Written request:
Please copy every one of the rows below word for word, leaving out the pictures.

* Begin Task material *

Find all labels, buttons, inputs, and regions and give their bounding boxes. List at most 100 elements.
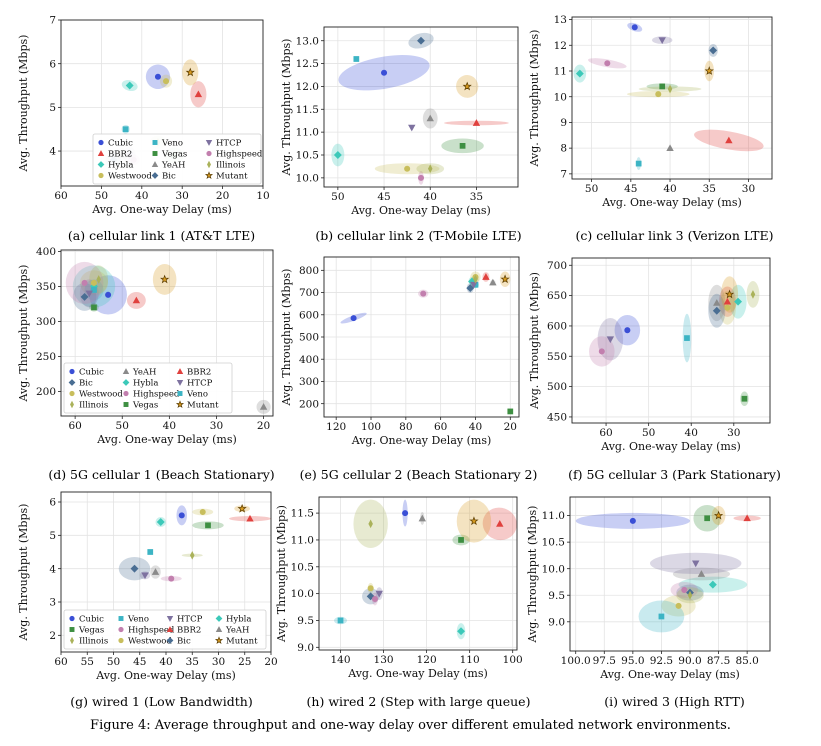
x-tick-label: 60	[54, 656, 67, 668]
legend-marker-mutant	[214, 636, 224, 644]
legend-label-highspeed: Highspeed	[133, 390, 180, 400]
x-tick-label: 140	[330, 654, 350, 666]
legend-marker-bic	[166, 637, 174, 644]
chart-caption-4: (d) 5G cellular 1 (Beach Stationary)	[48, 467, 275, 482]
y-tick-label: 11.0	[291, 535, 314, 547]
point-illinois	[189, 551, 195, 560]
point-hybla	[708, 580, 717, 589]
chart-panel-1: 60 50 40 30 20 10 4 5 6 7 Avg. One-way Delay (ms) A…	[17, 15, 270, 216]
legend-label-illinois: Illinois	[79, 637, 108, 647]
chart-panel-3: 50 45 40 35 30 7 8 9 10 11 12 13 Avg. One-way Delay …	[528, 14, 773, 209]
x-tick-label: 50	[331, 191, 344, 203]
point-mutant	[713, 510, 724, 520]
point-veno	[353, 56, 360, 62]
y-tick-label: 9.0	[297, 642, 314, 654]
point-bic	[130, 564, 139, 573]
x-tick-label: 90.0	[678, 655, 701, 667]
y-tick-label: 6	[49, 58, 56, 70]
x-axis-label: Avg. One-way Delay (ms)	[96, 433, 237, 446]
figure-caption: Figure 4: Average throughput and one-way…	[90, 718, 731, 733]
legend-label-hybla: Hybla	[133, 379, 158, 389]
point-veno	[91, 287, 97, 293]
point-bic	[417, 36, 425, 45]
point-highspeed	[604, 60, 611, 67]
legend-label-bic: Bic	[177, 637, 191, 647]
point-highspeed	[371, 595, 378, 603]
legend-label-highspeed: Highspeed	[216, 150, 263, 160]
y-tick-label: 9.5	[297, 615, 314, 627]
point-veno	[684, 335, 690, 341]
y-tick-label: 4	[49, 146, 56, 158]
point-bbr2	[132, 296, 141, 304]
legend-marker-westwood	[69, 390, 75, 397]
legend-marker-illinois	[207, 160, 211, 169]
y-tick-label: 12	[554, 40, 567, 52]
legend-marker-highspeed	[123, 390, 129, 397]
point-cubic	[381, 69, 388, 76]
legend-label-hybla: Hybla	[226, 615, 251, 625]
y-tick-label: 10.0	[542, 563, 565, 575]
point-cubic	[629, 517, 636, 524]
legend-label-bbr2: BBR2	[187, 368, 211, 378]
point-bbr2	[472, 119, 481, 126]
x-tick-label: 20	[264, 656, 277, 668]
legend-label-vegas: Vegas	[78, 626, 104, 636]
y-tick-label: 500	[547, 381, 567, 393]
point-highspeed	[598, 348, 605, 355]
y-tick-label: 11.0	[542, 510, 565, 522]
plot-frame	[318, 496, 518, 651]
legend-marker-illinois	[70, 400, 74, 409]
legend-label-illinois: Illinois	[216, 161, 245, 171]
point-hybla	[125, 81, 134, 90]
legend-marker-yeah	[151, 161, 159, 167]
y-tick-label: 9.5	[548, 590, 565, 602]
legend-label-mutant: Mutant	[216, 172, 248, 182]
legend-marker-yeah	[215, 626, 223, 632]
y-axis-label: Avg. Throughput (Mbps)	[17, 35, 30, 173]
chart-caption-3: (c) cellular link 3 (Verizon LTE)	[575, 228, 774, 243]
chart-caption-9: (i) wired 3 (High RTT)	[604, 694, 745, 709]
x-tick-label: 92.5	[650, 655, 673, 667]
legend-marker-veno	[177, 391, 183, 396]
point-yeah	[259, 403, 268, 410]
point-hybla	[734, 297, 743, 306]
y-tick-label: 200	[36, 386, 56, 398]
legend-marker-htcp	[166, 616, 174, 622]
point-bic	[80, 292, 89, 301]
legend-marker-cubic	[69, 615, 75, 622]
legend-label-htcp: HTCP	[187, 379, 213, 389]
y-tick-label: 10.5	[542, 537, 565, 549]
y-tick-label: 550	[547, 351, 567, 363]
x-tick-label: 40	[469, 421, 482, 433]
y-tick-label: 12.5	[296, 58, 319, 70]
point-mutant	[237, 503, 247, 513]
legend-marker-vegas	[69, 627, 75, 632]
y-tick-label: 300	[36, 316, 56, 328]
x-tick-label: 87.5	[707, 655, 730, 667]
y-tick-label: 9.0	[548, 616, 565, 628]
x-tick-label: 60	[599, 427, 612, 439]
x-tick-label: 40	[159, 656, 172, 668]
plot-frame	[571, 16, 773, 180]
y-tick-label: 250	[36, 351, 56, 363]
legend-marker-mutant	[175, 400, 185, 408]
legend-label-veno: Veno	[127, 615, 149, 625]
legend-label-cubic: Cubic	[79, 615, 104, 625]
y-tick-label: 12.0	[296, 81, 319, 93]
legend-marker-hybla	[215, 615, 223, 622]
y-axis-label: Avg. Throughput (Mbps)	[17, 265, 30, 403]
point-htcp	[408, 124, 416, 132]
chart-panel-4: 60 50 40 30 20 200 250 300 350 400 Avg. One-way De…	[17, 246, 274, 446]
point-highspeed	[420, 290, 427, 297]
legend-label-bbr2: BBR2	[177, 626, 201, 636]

* End Task material *

Answer:
Find all labels, buttons, inputs, and regions and give their bounding boxes. List at most 100 elements.
x-tick-label: 60	[54, 656, 67, 668]
legend-marker-mutant	[214, 636, 224, 644]
legend-label-highspeed: Highspeed	[133, 390, 180, 400]
x-tick-label: 140	[330, 654, 350, 666]
legend-marker-bic	[166, 637, 174, 644]
chart-caption-4: (d) 5G cellular 1 (Beach Stationary)	[48, 467, 275, 482]
y-tick-label: 11.0	[291, 535, 314, 547]
point-illinois	[189, 551, 195, 560]
point-hybla	[708, 580, 717, 589]
chart-panel-1: 60 50 40 30 20 10 4 5 6 7 Avg. One-way Delay (ms) A…	[17, 15, 270, 216]
legend-label-illinois: Illinois	[79, 637, 108, 647]
chart-panel-3: 50 45 40 35 30 7 8 9 10 11 12 13 Avg. One-way Delay …	[528, 14, 773, 209]
x-tick-label: 50	[331, 191, 344, 203]
point-mutant	[713, 510, 724, 520]
point-veno	[353, 56, 360, 62]
y-tick-label: 9.0	[297, 642, 314, 654]
point-bic	[130, 564, 139, 573]
x-tick-label: 90.0	[678, 655, 701, 667]
y-tick-label: 6	[49, 58, 56, 70]
x-axis-label: Avg. One-way Delay (ms)	[96, 433, 237, 446]
figure-caption: Figure 4: Average throughput and one-way…	[90, 718, 731, 733]
legend-label-hybla: Hybla	[133, 379, 158, 389]
point-veno	[91, 287, 97, 293]
point-bic	[417, 36, 425, 45]
point-highspeed	[604, 60, 611, 67]
legend-label-bic: Bic	[177, 637, 191, 647]
point-highspeed	[371, 595, 378, 603]
legend-label-highspeed: Highspeed	[216, 150, 263, 160]
y-tick-label: 9.5	[297, 615, 314, 627]
point-veno	[684, 335, 690, 341]
y-tick-label: 4	[49, 146, 56, 158]
point-bbr2	[132, 296, 141, 304]
legend-marker-westwood	[69, 390, 75, 397]
legend-marker-illinois	[207, 160, 211, 169]
y-tick-label: 12	[554, 40, 567, 52]
legend-marker-highspeed	[123, 390, 129, 397]
point-cubic	[381, 69, 388, 76]
legend-label-hybla: Hybla	[226, 615, 251, 625]
y-tick-label: 10.0	[542, 563, 565, 575]
point-cubic	[629, 517, 636, 524]
legend-label-bbr2: BBR2	[187, 368, 211, 378]
point-bbr2	[472, 119, 481, 126]
x-tick-label: 20	[264, 656, 277, 668]
legend-label-vegas: Vegas	[78, 626, 104, 636]
y-tick-label: 500	[547, 381, 567, 393]
point-highspeed	[598, 348, 605, 355]
y-tick-label: 11.0	[542, 510, 565, 522]
plot-frame	[318, 496, 518, 651]
legend-marker-illinois	[70, 400, 74, 409]
legend-label-illinois: Illinois	[216, 161, 245, 171]
point-hybla	[125, 81, 134, 90]
legend-marker-yeah	[151, 161, 159, 167]
y-tick-label: 9.5	[548, 590, 565, 602]
legend-label-mutant: Mutant	[216, 172, 248, 182]
legend-marker-yeah	[215, 626, 223, 632]
y-axis-label: Avg. Throughput (Mbps)	[17, 35, 30, 173]
chart-caption-3: (c) cellular link 3 (Verizon LTE)	[575, 228, 774, 243]
chart-caption-9: (i) wired 3 (High RTT)	[604, 694, 745, 709]
x-tick-label: 92.5	[650, 655, 673, 667]
legend-marker-veno	[177, 391, 183, 396]
point-yeah	[259, 403, 268, 410]
point-hybla	[734, 297, 743, 306]
y-tick-label: 200	[36, 386, 56, 398]
legend-marker-htcp	[166, 616, 174, 622]
point-bic	[80, 292, 89, 301]
legend-marker-cubic	[69, 615, 75, 622]
legend-label-htcp: HTCP	[187, 379, 213, 389]
y-tick-label: 10.5	[542, 537, 565, 549]
y-tick-label: 550	[547, 351, 567, 363]
x-tick-label: 40	[469, 421, 482, 433]
y-tick-label: 12.5	[296, 58, 319, 70]
point-mutant	[237, 503, 247, 513]
legend-marker-vegas	[69, 627, 75, 632]
y-tick-label: 300	[36, 316, 56, 328]
x-tick-label: 87.5	[707, 655, 730, 667]
y-tick-label: 9.0	[548, 616, 565, 628]
x-tick-label: 60	[599, 427, 612, 439]
x-tick-label: 40	[159, 656, 172, 668]
plot-frame	[571, 16, 773, 180]
y-tick-label: 250	[36, 351, 56, 363]
legend-marker-mutant	[175, 400, 185, 408]
legend-label-veno: Veno	[127, 615, 149, 625]
legend-label-cubic: Cubic	[79, 615, 104, 625]
y-tick-label: 12.0	[296, 81, 319, 93]
legend-marker-hybla	[215, 615, 223, 622]
y-axis-label: Avg. Throughput (Mbps)	[17, 265, 30, 403]
point-htcp	[408, 124, 416, 132]
chart-panel-4: 60 50 40 30 20 200 250 300 350 400 Avg. One-way De…	[17, 246, 274, 446]
point-highspeed	[420, 290, 427, 297]
legend-label-bbr2: BBR2	[177, 626, 201, 636]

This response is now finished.